> _To do_: From the text on Cheltenham's street and house name signs below, set down word for word the passage from "Clarence Square. A" to "about it here.".

Claremont House. An example of a painted name on a house in Montpellier Terrace (you may just be able to see in the picture that the stone has been painted with cream paint underneath the letters to give it a solid background). The balcony above is a very nice example of early wrought-ironwork, with which Montpellier Terrace is especially well endowed.

Clarence Square. A typical modern Cheltenham street sign. I’m glad the council has been sensitive enough to maintain the local style of white letters on a black background rather than the boring blue-on-fluorescent-white things which have become ubiquitous in recent years. And at least this one is metal – the recent move towards plastic nameplates has not been so good. But it still looks a bit “municipal” in this historic Pittville square.

Chester Walk. Discreetly nailed to the ashlar face at the back of the library, this is another of the confident sans-serif jobs which always seem to look good, even when in need of a lick of paint. Named after Colonel Berkeley’s gorgeous Chester House, once the centre of Regency social life but now demolished, this unassuming little lane is among Cheltenham’s most ancient streets; read about it here.

Christ Church Road. Now that’s a proper cast iron job. The spacing is a bit funny (look at the huge T in relation to the other letters) but it has character and the highly raised letters stand out from the background. The narrow sans-serif face is much lighter and plainer than the one above. I’m grateful to John who lives in Christ Church Road for pointing out that this older sign shows the correct naming of the street in three separate words, while a couple of newer replacement signs elsewhere in the street have incorrectly condensed it to “Christchurch” Road.

> _Record extracts_:

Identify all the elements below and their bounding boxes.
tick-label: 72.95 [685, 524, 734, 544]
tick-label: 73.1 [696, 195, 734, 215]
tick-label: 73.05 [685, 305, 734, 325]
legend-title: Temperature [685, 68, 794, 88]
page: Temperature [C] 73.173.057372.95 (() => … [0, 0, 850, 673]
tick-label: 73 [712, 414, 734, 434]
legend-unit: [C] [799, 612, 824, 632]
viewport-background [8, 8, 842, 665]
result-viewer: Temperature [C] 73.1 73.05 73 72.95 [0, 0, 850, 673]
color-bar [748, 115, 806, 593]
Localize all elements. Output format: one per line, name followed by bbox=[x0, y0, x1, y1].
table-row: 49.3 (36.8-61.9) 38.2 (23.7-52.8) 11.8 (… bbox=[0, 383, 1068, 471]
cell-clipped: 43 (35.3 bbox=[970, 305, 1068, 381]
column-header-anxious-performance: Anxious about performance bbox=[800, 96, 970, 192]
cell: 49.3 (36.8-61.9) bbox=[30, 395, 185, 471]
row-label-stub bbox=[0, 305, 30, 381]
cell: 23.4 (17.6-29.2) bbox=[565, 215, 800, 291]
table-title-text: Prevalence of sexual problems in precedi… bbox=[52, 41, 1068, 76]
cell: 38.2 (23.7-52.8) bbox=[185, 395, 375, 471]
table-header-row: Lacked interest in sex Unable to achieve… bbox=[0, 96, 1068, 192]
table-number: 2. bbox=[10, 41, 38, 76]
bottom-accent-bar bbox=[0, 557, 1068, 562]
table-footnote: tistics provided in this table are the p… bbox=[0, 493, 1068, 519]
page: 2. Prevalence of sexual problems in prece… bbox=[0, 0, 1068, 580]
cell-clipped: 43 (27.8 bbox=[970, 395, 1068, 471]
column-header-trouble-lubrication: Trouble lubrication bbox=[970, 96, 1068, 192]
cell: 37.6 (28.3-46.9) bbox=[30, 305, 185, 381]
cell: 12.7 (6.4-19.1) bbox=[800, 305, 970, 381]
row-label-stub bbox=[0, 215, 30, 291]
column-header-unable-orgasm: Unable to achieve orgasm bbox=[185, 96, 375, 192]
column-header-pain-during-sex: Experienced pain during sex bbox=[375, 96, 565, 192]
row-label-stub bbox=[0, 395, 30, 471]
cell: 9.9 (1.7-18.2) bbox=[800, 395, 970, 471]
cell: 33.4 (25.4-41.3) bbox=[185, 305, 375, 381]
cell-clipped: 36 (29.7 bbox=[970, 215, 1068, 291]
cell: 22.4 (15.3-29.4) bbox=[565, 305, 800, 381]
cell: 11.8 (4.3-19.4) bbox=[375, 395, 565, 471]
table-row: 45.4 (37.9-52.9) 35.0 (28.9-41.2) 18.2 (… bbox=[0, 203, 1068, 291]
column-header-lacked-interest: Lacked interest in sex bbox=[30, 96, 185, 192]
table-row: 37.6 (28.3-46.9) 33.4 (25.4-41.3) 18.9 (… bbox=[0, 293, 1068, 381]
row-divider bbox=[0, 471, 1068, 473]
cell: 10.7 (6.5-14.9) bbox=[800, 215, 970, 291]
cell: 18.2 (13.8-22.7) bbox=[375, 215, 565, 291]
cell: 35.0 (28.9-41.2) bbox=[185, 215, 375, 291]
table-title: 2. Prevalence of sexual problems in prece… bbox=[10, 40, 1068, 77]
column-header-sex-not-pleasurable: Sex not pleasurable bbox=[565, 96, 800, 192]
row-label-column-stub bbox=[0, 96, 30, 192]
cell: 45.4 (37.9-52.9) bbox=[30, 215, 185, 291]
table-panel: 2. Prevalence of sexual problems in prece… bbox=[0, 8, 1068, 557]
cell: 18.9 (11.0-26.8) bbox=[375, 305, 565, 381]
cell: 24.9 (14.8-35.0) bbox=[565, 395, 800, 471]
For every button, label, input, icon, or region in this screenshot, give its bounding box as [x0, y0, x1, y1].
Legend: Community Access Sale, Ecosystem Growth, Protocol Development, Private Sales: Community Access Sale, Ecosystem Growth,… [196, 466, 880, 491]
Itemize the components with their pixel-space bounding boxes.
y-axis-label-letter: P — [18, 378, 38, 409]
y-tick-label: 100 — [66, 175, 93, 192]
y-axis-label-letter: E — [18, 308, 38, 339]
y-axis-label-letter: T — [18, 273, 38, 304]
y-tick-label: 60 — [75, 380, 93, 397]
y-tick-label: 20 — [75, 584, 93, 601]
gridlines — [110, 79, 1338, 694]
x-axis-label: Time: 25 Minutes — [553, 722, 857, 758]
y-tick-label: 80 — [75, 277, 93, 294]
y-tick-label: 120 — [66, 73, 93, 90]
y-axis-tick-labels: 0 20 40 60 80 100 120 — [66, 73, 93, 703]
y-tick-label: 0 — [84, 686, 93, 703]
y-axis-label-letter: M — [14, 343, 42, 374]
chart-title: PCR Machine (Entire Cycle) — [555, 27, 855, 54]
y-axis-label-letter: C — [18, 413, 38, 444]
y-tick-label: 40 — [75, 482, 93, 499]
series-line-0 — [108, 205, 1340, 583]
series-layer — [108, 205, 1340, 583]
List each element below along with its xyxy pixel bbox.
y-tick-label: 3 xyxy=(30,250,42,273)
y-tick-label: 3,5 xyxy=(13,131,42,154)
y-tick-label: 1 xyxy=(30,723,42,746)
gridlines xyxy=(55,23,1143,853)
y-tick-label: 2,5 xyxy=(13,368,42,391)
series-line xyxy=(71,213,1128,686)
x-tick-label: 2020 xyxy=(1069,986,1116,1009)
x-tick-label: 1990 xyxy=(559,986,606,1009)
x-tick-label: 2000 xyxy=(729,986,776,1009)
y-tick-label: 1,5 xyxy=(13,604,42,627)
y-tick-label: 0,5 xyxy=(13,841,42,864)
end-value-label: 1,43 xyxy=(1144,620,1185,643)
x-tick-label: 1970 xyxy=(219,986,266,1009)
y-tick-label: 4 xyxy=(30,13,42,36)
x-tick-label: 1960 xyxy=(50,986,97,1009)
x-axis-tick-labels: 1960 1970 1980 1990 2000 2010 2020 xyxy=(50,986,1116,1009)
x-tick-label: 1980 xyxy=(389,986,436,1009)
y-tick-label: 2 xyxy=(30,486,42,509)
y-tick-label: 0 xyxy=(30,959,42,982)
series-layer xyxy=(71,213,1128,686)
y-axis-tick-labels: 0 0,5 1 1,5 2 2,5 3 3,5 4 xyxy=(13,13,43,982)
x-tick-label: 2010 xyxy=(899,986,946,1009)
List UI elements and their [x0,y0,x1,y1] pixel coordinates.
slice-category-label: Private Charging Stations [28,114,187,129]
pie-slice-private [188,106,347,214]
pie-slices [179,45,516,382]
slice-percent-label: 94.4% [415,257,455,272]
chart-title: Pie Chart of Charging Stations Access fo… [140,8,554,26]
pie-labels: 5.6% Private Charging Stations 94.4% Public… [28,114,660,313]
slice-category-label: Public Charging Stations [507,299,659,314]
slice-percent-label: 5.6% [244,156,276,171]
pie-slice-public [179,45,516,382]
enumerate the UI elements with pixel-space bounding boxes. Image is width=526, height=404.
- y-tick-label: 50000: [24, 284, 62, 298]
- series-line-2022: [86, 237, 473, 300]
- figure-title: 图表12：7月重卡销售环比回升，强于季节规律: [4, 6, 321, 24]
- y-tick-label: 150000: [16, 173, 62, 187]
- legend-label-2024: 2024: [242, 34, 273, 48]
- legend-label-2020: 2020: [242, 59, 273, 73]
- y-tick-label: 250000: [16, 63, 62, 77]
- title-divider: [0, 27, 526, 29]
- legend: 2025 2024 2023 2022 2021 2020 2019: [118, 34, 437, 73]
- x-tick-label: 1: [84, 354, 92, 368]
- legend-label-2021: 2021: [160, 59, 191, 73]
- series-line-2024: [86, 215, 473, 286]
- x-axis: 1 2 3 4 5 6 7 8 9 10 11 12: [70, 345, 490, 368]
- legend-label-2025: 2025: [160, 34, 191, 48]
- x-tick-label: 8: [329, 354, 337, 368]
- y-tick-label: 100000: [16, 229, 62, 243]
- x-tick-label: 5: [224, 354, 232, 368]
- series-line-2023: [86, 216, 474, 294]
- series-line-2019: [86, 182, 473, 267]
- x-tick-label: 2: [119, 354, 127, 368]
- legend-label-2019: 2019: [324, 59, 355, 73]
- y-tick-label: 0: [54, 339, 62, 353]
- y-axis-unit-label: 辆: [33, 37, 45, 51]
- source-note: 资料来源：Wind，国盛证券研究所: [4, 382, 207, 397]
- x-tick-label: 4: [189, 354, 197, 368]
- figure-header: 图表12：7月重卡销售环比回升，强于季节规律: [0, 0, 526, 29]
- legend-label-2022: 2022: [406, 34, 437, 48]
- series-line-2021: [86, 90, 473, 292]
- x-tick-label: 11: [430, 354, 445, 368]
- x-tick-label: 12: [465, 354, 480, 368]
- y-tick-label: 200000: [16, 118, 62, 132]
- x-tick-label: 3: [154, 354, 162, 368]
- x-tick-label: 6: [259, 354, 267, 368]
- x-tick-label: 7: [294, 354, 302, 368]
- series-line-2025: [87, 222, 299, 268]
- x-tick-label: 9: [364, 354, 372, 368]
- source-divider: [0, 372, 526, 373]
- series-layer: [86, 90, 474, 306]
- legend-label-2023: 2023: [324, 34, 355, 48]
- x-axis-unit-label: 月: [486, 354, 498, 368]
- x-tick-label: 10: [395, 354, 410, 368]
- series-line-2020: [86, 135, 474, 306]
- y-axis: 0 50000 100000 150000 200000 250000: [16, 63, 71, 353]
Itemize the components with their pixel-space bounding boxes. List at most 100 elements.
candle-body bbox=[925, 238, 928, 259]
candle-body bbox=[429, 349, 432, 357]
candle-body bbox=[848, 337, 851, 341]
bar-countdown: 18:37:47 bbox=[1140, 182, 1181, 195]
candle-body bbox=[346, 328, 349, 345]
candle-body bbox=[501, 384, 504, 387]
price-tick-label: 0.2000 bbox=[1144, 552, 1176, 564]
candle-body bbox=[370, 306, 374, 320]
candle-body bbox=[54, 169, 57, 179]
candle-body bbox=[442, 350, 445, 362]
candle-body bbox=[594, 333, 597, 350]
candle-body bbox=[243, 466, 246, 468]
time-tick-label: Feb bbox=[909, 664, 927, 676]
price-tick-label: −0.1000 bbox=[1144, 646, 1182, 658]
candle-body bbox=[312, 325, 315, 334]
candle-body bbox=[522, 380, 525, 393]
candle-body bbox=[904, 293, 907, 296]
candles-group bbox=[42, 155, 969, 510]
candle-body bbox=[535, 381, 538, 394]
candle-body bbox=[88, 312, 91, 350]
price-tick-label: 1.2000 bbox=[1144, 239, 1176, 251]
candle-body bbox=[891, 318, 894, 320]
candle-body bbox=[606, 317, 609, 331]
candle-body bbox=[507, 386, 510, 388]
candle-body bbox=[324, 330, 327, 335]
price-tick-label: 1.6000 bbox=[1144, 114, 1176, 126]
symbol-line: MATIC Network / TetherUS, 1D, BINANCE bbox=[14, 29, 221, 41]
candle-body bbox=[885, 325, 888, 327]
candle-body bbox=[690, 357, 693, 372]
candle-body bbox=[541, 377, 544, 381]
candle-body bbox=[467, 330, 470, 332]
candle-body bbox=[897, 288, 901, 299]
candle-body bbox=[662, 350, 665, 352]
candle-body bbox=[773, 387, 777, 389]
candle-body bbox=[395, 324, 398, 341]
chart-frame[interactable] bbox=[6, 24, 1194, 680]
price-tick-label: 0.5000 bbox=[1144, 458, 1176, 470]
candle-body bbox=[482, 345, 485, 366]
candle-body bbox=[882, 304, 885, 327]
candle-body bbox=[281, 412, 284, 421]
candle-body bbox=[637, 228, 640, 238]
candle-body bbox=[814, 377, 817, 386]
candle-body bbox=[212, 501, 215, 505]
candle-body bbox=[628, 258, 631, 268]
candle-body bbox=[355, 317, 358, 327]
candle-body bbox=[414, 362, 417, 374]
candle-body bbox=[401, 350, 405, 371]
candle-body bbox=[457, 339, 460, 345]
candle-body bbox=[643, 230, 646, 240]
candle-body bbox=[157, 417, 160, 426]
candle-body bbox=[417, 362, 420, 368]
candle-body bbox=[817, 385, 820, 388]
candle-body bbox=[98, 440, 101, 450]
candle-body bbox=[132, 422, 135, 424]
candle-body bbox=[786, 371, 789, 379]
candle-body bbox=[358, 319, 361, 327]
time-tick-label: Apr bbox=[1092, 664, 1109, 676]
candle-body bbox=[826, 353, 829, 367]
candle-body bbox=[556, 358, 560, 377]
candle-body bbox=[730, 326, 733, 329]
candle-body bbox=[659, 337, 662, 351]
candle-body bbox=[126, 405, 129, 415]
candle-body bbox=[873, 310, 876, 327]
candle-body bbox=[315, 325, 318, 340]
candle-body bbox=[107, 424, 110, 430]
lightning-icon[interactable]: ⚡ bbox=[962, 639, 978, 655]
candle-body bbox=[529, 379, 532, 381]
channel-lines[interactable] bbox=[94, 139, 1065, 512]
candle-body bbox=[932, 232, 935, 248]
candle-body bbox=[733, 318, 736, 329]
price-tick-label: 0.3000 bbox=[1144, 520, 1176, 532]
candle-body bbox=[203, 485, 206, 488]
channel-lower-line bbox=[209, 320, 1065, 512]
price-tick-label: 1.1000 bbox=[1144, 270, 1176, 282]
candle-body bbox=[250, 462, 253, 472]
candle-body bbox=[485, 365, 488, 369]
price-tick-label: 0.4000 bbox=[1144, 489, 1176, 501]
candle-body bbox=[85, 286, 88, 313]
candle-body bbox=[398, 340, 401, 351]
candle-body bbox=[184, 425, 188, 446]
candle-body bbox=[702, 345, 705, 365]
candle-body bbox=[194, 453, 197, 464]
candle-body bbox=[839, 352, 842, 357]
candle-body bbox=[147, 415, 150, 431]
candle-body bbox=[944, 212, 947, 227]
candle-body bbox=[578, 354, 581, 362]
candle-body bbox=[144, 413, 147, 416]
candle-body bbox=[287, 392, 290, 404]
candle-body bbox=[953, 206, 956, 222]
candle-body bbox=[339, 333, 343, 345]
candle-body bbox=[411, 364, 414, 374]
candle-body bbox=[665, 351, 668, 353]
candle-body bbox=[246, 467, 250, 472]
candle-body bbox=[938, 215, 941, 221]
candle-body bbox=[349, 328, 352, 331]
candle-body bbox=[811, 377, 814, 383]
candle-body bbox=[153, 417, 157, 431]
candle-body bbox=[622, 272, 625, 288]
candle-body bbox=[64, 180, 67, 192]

> _Written answer_:
Clarence Square. A typical modern Cheltenham street sign. I’m glad the council has been sensitive enough to maintain the local style of white letters on a black background rather than the boring blue-on-fluorescent-white things which have become ubiquitous in recent years. And at least this one is metal – the recent move towards plastic nameplates has not been so good. But it still looks a bit “municipal” in this historic Pittville square.

Chester Walk. Discreetly nailed to the ashlar face at the back of the library, this is another of the confident sans-serif jobs which always seem to look good, even when in need of a lick of paint. Named after Colonel Berkeley’s gorgeous Chester House, once the centre of Regency social life but now demolished, this unassuming little lane is among Cheltenham’s most ancient streets; read about it here.